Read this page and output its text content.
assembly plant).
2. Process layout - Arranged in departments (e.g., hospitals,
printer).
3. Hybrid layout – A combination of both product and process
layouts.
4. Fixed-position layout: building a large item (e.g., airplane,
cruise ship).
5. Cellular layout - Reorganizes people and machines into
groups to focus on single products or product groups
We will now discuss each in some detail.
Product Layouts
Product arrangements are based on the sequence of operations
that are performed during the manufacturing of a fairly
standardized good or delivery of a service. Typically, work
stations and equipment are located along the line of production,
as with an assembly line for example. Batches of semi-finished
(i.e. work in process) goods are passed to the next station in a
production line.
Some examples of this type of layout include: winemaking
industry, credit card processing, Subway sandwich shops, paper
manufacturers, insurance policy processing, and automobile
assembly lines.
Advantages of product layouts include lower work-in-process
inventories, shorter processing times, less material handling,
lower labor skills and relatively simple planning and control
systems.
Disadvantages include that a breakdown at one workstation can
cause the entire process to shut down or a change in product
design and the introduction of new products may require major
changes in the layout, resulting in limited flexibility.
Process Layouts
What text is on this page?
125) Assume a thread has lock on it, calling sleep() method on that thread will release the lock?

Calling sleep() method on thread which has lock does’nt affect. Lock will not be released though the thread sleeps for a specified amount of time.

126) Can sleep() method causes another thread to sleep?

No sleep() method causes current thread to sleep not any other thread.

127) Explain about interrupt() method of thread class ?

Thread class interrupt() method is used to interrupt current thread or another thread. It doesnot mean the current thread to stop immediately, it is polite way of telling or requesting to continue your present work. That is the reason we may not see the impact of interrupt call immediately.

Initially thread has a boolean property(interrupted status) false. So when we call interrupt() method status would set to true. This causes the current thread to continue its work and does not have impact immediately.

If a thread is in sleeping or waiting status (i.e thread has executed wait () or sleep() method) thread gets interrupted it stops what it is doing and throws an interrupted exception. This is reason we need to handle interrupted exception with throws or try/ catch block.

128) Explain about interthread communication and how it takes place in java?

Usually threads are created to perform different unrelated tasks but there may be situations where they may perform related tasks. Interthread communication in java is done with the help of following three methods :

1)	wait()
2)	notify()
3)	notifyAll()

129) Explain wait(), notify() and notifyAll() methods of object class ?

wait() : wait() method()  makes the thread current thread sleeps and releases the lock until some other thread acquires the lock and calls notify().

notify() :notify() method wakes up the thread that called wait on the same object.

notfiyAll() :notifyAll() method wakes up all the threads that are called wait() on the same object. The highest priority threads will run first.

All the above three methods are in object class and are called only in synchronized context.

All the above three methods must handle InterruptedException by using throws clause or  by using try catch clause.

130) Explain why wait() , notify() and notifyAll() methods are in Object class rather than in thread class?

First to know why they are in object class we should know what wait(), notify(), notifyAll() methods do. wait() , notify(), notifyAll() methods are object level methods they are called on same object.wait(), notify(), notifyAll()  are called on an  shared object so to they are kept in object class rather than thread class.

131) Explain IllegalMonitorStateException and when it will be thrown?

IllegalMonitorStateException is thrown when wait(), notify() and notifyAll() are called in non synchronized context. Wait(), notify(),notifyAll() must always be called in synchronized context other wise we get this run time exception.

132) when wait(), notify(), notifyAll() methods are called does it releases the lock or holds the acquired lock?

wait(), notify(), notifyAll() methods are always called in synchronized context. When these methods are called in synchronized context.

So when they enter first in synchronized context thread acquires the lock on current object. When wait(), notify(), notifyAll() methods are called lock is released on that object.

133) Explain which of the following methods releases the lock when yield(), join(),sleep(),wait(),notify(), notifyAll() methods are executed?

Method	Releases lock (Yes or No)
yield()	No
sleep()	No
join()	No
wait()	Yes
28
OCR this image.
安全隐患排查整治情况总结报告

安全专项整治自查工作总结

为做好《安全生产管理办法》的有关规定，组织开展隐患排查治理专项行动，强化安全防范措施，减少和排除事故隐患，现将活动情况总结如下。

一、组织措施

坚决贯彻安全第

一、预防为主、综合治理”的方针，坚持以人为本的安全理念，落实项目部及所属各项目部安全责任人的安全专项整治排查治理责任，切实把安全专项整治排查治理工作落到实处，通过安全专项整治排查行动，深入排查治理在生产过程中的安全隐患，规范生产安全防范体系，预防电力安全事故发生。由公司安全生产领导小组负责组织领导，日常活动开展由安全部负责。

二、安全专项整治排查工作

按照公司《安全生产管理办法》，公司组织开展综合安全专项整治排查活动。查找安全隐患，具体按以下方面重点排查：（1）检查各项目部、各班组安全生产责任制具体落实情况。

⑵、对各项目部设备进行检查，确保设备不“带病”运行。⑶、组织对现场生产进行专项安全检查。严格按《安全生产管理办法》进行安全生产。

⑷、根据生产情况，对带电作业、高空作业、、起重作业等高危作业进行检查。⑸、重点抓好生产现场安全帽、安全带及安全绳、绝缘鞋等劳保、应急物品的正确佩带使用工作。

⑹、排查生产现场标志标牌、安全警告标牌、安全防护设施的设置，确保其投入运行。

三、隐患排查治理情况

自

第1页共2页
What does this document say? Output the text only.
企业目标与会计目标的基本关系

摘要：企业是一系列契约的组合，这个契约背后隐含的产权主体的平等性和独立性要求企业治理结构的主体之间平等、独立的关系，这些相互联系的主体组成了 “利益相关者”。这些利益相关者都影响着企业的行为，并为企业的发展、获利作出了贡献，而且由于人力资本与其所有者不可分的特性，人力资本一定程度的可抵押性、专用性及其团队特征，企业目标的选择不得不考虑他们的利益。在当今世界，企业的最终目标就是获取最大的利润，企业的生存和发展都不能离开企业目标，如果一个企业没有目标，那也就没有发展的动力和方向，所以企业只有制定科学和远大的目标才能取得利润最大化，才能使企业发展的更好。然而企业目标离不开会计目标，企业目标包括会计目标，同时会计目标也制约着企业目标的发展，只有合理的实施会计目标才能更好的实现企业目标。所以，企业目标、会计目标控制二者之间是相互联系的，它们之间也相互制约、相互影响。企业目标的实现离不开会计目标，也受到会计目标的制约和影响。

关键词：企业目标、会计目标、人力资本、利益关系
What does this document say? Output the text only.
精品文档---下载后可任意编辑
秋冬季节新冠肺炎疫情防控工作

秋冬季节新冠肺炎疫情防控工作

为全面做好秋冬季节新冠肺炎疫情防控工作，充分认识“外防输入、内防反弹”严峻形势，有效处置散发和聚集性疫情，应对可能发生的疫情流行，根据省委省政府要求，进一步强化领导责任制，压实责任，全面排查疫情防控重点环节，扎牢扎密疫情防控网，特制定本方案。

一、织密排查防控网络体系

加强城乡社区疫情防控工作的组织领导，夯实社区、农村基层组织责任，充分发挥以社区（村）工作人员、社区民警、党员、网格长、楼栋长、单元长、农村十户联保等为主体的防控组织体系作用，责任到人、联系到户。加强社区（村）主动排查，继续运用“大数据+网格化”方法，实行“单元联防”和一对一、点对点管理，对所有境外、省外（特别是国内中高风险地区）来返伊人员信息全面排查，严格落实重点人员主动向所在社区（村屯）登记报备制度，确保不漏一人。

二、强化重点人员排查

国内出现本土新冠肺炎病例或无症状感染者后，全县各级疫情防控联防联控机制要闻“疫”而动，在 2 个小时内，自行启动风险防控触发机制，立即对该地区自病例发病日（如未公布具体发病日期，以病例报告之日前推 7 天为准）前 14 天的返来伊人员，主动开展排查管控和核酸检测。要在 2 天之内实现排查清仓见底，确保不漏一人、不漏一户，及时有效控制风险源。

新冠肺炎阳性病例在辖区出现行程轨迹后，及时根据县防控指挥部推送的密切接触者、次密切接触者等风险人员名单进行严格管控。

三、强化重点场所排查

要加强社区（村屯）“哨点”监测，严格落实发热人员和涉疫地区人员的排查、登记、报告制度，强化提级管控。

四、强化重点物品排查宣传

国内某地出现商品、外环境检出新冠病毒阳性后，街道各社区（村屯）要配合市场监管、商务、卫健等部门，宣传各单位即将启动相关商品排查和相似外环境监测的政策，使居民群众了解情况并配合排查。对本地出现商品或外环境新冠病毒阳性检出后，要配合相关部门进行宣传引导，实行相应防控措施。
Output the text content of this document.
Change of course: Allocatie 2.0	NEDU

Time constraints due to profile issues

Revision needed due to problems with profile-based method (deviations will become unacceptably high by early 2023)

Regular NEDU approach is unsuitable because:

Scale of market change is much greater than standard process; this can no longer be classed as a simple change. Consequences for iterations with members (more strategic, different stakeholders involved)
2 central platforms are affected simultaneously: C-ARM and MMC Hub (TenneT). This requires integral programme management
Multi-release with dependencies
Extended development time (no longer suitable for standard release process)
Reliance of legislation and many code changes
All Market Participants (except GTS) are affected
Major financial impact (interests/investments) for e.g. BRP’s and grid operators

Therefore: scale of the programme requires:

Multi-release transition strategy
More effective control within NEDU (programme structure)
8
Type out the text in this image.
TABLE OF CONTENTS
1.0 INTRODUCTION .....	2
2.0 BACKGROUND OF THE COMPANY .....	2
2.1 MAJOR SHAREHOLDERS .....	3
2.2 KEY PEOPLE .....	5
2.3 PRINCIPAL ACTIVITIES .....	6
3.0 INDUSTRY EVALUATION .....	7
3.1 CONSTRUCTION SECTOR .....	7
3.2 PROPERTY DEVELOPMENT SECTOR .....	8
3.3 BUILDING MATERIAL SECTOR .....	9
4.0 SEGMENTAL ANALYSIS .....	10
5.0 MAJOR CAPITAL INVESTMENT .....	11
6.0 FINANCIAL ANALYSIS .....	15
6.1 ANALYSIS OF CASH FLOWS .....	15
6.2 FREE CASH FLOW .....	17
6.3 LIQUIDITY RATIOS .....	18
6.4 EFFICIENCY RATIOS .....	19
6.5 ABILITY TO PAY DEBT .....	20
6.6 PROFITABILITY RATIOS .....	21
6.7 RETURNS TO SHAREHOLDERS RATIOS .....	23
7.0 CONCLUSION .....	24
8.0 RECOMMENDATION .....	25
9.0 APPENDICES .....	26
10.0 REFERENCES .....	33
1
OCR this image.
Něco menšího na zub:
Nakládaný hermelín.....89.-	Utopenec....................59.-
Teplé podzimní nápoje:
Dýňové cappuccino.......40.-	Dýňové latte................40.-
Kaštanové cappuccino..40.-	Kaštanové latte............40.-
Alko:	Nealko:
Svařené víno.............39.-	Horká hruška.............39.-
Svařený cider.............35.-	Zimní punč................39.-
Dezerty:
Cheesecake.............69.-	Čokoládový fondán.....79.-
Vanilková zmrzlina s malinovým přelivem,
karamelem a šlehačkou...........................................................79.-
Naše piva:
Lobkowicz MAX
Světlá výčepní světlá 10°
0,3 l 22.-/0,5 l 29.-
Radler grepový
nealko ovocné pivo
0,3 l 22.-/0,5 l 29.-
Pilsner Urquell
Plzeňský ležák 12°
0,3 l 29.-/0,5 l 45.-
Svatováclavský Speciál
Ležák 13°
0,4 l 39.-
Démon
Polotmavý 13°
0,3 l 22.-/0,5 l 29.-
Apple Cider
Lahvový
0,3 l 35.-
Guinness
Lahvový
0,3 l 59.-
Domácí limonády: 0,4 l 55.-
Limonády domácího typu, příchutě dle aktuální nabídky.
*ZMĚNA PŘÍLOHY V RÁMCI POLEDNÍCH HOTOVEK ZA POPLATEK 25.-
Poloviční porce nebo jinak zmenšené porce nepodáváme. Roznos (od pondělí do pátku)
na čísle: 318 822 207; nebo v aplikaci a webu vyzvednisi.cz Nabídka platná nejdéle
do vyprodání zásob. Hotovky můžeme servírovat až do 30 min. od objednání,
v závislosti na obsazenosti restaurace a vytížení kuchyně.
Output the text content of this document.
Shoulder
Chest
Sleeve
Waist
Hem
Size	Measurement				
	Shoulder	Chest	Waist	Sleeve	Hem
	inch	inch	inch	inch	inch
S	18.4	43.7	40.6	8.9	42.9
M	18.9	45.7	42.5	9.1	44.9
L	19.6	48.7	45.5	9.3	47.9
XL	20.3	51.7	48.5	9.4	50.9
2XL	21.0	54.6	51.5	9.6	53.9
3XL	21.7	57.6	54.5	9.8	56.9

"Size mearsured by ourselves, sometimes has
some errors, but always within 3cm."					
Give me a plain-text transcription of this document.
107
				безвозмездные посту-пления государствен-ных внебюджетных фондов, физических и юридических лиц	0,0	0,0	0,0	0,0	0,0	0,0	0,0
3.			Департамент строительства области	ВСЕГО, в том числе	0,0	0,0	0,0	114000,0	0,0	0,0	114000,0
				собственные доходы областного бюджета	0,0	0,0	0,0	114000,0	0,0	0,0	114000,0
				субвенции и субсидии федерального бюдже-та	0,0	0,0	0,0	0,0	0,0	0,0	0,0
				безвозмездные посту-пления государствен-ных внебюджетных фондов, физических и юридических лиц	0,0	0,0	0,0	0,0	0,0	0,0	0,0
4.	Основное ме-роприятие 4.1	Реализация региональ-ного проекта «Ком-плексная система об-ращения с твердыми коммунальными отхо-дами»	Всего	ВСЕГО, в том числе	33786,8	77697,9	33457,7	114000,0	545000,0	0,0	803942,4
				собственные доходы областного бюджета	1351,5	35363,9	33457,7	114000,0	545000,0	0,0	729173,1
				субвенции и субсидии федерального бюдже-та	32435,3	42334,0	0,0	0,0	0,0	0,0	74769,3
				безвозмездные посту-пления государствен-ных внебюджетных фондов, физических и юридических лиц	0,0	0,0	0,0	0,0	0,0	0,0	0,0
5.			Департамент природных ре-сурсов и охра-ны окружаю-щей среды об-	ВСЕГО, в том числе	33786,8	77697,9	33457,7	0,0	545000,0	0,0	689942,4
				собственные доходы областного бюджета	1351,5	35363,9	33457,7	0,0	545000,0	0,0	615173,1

◇ ◇ ◇ ◇ ◇ ◇ ◇

▸ What needs to be done: Go over the data above and copy every line that has the word "lower" in it.

▸ Response for this exercise:
Advantages of product layouts include lower work-in-process
lower labor skills and relatively simple planning and control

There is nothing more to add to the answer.